Set exercise :: Set down each record exactly as written.

Stored data entries:
########

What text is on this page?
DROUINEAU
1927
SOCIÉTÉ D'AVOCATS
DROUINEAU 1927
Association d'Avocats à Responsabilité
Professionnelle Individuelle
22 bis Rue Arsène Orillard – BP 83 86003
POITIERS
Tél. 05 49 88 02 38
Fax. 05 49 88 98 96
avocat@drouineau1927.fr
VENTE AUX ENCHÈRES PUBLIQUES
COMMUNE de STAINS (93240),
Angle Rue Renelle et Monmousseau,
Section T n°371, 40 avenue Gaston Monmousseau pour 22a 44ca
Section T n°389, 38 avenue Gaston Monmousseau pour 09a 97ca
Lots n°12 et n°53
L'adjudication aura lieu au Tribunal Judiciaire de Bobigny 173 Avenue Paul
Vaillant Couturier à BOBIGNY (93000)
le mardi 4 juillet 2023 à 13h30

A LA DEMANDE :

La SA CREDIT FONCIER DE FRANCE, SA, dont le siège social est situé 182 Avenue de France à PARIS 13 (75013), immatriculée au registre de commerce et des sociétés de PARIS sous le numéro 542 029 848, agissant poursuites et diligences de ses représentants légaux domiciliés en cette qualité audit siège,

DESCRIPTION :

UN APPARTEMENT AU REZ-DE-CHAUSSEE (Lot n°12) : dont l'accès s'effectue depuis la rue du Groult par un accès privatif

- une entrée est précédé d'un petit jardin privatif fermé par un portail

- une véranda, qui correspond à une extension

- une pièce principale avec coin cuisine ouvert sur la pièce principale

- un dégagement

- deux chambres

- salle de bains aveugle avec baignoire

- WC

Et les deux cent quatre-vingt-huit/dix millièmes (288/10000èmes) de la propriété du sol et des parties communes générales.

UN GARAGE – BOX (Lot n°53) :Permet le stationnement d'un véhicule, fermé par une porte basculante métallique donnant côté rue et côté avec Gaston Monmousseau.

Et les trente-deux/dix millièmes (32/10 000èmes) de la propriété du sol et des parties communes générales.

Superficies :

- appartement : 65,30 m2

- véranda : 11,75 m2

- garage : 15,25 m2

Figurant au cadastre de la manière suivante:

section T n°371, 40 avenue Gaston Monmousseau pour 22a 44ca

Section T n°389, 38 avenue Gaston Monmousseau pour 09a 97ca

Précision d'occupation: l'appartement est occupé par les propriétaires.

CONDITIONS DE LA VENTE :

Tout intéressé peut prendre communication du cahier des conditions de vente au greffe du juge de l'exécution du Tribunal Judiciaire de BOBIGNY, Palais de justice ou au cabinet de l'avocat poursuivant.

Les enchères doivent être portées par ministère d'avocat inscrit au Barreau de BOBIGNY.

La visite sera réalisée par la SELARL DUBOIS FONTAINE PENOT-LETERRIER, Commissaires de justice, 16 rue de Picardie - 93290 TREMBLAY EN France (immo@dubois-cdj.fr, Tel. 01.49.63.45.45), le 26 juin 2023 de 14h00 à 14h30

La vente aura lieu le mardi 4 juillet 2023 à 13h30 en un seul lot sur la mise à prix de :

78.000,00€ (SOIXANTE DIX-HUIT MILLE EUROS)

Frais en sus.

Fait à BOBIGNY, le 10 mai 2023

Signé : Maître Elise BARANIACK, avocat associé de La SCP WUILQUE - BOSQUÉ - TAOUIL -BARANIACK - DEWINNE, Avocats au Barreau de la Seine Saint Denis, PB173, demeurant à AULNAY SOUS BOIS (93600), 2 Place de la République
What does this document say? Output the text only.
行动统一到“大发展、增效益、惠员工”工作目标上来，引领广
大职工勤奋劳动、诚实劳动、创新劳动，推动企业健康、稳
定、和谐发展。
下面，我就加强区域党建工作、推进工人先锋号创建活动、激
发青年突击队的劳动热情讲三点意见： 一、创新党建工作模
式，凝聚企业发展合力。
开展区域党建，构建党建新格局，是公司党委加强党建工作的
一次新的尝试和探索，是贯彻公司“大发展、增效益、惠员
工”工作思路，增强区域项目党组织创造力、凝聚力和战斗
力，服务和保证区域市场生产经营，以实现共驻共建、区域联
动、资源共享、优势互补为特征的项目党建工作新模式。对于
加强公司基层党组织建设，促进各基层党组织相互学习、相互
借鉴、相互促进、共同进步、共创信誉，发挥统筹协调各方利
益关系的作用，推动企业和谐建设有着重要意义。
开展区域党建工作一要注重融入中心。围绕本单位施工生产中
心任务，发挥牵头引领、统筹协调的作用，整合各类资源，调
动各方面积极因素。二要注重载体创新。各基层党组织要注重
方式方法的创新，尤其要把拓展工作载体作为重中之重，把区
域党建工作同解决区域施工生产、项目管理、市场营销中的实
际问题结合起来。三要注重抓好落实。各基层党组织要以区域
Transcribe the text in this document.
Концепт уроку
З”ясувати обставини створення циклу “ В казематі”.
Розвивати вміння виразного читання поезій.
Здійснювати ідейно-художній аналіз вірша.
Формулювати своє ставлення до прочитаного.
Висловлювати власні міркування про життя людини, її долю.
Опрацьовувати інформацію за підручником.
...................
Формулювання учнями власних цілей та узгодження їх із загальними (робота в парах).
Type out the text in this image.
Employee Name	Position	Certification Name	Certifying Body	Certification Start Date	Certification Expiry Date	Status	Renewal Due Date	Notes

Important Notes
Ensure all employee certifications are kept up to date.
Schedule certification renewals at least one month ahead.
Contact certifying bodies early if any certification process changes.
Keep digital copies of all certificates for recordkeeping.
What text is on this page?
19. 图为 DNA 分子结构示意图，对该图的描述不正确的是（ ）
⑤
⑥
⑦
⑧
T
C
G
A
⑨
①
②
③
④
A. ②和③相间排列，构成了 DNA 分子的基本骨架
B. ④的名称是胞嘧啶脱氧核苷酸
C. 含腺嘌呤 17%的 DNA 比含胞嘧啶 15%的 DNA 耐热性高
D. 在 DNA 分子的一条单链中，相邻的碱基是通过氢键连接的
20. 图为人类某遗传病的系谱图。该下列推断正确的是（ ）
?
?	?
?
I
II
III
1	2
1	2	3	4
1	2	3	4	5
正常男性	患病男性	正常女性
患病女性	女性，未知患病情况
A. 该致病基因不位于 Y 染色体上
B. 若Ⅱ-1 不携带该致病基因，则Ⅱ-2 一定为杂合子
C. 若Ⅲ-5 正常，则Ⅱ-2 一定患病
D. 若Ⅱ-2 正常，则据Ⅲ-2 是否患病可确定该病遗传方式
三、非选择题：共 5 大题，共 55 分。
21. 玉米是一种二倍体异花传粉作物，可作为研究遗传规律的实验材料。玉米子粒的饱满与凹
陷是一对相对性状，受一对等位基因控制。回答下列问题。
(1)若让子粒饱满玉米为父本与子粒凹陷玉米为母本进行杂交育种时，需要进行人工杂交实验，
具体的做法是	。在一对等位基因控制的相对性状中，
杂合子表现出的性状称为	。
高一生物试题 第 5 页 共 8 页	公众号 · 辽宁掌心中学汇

########

Result ::
What text is on this page?
DROUINEAU
1927
SOCIÉTÉ D'AVOCATS
DROUINEAU 1927
Association d'Avocats à Responsabilité
Professionnelle Individuelle
22 bis Rue Arsène Orillard – BP 83 86003
POITIERS
Tél. 05 49 88 02 38
Fax. 05 49 88 98 96
avocat@drouineau1927.fr
VENTE AUX ENCHÈRES PUBLIQUES
COMMUNE de STAINS (93240),
Angle Rue Renelle et Monmousseau,
Section T n°371, 40 avenue Gaston Monmousseau pour 22a 44ca
Section T n°389, 38 avenue Gaston Monmousseau pour 09a 97ca
Lots n°12 et n°53
L'adjudication aura lieu au Tribunal Judiciaire de Bobigny 173 Avenue Paul
Vaillant Couturier à BOBIGNY (93000)
le mardi 4 juillet 2023 à 13h30

A LA DEMANDE :

La SA CREDIT FONCIER DE FRANCE, SA, dont le siège social est situé 182 Avenue de France à PARIS 13 (75013), immatriculée au registre de commerce et des sociétés de PARIS sous le numéro 542 029 848, agissant poursuites et diligences de ses représentants légaux domiciliés en cette qualité audit siège,

DESCRIPTION :

UN APPARTEMENT AU REZ-DE-CHAUSSEE (Lot n°12) : dont l'accès s'effectue depuis la rue du Groult par un accès privatif

- une entrée est précédé d'un petit jardin privatif fermé par un portail

- une véranda, qui correspond à une extension

- une pièce principale avec coin cuisine ouvert sur la pièce principale

- un dégagement

- deux chambres

- salle de bains aveugle avec baignoire

- WC

Et les deux cent quatre-vingt-huit/dix millièmes (288/10000èmes) de la propriété du sol et des parties communes générales.

UN GARAGE – BOX (Lot n°53) :Permet le stationnement d'un véhicule, fermé par une porte basculante métallique donnant côté rue et côté avec Gaston Monmousseau.

Et les trente-deux/dix millièmes (32/10 000èmes) de la propriété du sol et des parties communes générales.

Superficies :

- appartement : 65,30 m2

- véranda : 11,75 m2

- garage : 15,25 m2

Figurant au cadastre de la manière suivante:

section T n°371, 40 avenue Gaston Monmousseau pour 22a 44ca

Section T n°389, 38 avenue Gaston Monmousseau pour 09a 97ca

Précision d'occupation: l'appartement est occupé par les propriétaires.

CONDITIONS DE LA VENTE :

Tout intéressé peut prendre communication du cahier des conditions de vente au greffe du juge de l'exécution du Tribunal Judiciaire de BOBIGNY, Palais de justice ou au cabinet de l'avocat poursuivant.

Les enchères doivent être portées par ministère d'avocat inscrit au Barreau de BOBIGNY.

La visite sera réalisée par la SELARL DUBOIS FONTAINE PENOT-LETERRIER, Commissaires de justice, 16 rue de Picardie - 93290 TREMBLAY EN France (immo@dubois-cdj.fr, Tel. 01.49.63.45.45), le 26 juin 2023 de 14h00 à 14h30

La vente aura lieu le mardi 4 juillet 2023 à 13h30 en un seul lot sur la mise à prix de :

78.000,00€ (SOIXANTE DIX-HUIT MILLE EUROS)

Frais en sus.

Fait à BOBIGNY, le 10 mai 2023

Signé : Maître Elise BARANIACK, avocat associé de La SCP WUILQUE - BOSQUÉ - TAOUIL -BARANIACK - DEWINNE, Avocats au Barreau de la Seine Saint Denis, PB173, demeurant à AULNAY SOUS BOIS (93600), 2 Place de la République
What does this document say? Output the text only.
行动统一到“大发展、增效益、惠员工”工作目标上来，引领广
大职工勤奋劳动、诚实劳动、创新劳动，推动企业健康、稳
定、和谐发展。
下面，我就加强区域党建工作、推进工人先锋号创建活动、激
发青年突击队的劳动热情讲三点意见： 一、创新党建工作模
式，凝聚企业发展合力。
开展区域党建，构建党建新格局，是公司党委加强党建工作的
一次新的尝试和探索，是贯彻公司“大发展、增效益、惠员
工”工作思路，增强区域项目党组织创造力、凝聚力和战斗
力，服务和保证区域市场生产经营，以实现共驻共建、区域联
动、资源共享、优势互补为特征的项目党建工作新模式。对于
加强公司基层党组织建设，促进各基层党组织相互学习、相互
借鉴、相互促进、共同进步、共创信誉，发挥统筹协调各方利
益关系的作用，推动企业和谐建设有着重要意义。
开展区域党建工作一要注重融入中心。围绕本单位施工生产中
心任务，发挥牵头引领、统筹协调的作用，整合各类资源，调
动各方面积极因素。二要注重载体创新。各基层党组织要注重
方式方法的创新，尤其要把拓展工作载体作为重中之重，把区
域党建工作同解决区域施工生产、项目管理、市场营销中的实
际问题结合起来。三要注重抓好落实。各基层党组织要以区域
Transcribe the text in this document.
Концепт уроку
З”ясувати обставини створення циклу “ В казематі”.
Розвивати вміння виразного читання поезій.
Здійснювати ідейно-художній аналіз вірша.
Формулювати своє ставлення до прочитаного.
Висловлювати власні міркування про життя людини, її долю.
Опрацьовувати інформацію за підручником.
...................
Формулювання учнями власних цілей та узгодження їх із загальними (робота в парах).
Type out the text in this image.
Employee Name	Position	Certification Name	Certifying Body	Certification Start Date	Certification Expiry Date	Status	Renewal Due Date	Notes

Important Notes
Ensure all employee certifications are kept up to date.
Schedule certification renewals at least one month ahead.
Contact certifying bodies early if any certification process changes.
Keep digital copies of all certificates for recordkeeping.
What text is on this page?
19. 图为 DNA 分子结构示意图，对该图的描述不正确的是（ ）
⑤
⑥
⑦
⑧
T
C
G
A
⑨
①
②
③
④
A. ②和③相间排列，构成了 DNA 分子的基本骨架
B. ④的名称是胞嘧啶脱氧核苷酸
C. 含腺嘌呤 17%的 DNA 比含胞嘧啶 15%的 DNA 耐热性高
D. 在 DNA 分子的一条单链中，相邻的碱基是通过氢键连接的
20. 图为人类某遗传病的系谱图。该下列推断正确的是（ ）
?
?	?
?
I
II
III
1	2
1	2	3	4
1	2	3	4	5
正常男性	患病男性	正常女性
患病女性	女性，未知患病情况
A. 该致病基因不位于 Y 染色体上
B. 若Ⅱ-1 不携带该致病基因，则Ⅱ-2 一定为杂合子
C. 若Ⅲ-5 正常，则Ⅱ-2 一定患病
D. 若Ⅱ-2 正常，则据Ⅲ-2 是否患病可确定该病遗传方式
三、非选择题：共 5 大题，共 55 分。
21. 玉米是一种二倍体异花传粉作物，可作为研究遗传规律的实验材料。玉米子粒的饱满与凹
陷是一对相对性状，受一对等位基因控制。回答下列问题。
(1)若让子粒饱满玉米为父本与子粒凹陷玉米为母本进行杂交育种时，需要进行人工杂交实验，
具体的做法是	。在一对等位基因控制的相对性状中，
杂合子表现出的性状称为	。
高一生物试题 第 5 页 共 8 页	公众号 · 辽宁掌心中学汇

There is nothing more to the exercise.